Dataset |
---*---

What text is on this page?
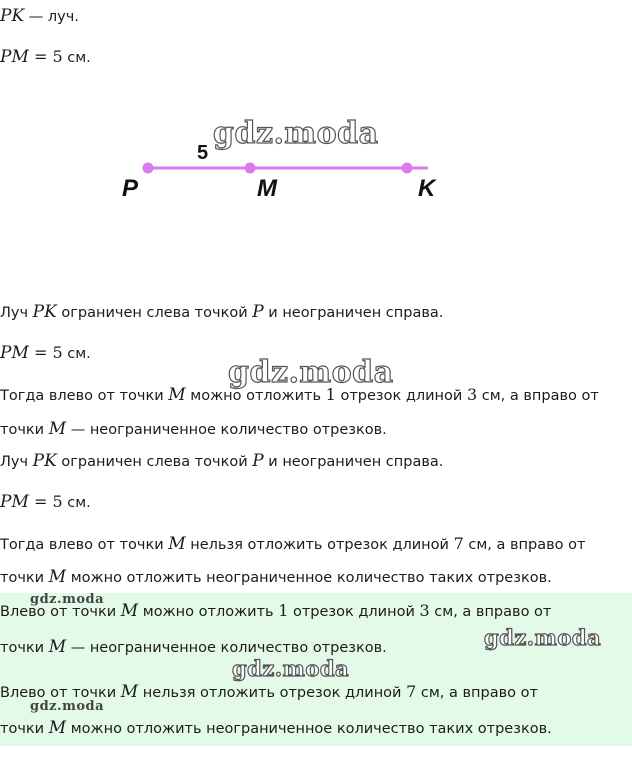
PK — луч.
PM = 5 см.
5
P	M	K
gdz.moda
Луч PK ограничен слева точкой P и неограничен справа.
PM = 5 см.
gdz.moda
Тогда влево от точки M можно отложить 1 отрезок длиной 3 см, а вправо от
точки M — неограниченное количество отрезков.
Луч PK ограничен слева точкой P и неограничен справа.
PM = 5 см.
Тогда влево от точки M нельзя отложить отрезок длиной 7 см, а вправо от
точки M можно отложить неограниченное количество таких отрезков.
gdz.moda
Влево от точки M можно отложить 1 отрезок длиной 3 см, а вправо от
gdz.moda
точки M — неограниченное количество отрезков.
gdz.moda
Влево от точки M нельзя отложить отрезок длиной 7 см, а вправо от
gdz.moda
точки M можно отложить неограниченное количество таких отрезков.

---*---

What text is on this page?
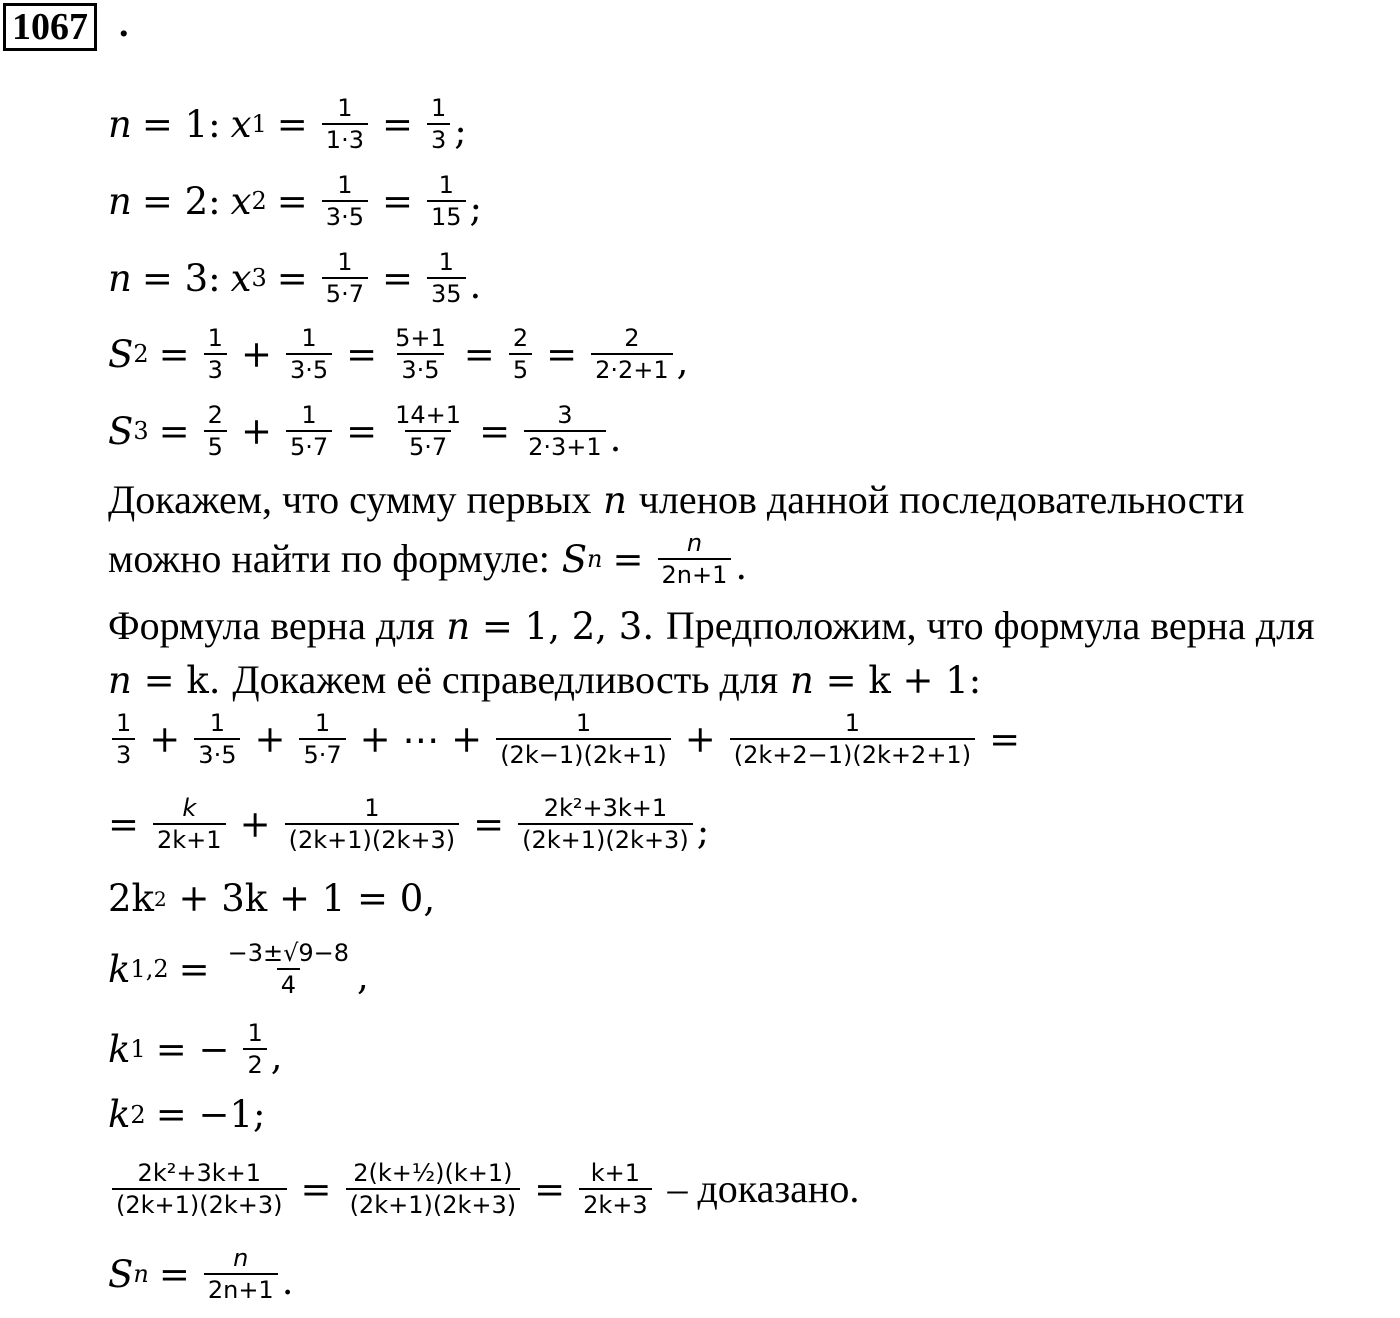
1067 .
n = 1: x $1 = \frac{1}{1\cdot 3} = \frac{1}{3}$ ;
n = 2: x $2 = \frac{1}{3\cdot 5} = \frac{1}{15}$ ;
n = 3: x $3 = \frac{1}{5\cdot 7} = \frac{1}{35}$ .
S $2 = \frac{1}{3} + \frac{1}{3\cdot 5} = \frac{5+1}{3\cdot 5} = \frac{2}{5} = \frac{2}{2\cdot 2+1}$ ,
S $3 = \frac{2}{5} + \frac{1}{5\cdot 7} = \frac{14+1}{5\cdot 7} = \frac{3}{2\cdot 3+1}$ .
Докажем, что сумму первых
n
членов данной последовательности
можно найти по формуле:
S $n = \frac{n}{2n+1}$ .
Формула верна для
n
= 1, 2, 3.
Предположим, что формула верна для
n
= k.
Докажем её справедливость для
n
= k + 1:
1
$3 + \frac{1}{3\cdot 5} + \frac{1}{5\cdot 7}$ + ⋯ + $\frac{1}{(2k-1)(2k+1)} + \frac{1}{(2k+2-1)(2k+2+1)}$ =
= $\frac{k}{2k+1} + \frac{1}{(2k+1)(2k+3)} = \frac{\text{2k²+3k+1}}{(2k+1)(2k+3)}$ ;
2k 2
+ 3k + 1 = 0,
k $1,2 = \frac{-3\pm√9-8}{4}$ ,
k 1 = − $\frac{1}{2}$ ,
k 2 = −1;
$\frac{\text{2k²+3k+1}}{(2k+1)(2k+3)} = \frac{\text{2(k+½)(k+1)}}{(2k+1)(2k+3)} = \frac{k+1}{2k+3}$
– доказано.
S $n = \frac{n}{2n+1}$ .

---*---

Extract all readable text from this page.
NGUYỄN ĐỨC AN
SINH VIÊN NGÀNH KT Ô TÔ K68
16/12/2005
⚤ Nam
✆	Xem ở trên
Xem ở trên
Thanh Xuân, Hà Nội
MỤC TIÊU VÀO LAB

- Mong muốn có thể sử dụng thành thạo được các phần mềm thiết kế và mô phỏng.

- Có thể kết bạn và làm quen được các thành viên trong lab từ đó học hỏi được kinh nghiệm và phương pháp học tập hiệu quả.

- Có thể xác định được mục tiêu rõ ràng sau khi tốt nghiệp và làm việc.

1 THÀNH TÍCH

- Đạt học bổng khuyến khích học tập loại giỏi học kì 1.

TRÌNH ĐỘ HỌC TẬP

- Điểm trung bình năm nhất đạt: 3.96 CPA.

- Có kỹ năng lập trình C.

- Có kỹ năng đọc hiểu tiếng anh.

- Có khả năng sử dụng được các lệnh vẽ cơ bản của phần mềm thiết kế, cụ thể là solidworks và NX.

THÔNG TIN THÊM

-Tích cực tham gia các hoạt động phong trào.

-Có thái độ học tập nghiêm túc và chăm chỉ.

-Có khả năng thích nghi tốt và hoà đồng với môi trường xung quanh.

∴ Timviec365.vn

---*---

Given request | Filter the records down to the lines that contain the string "Докажем", and copy those lines.

Output for this exercise |
Докажем, что сумму первых
Докажем её справедливость для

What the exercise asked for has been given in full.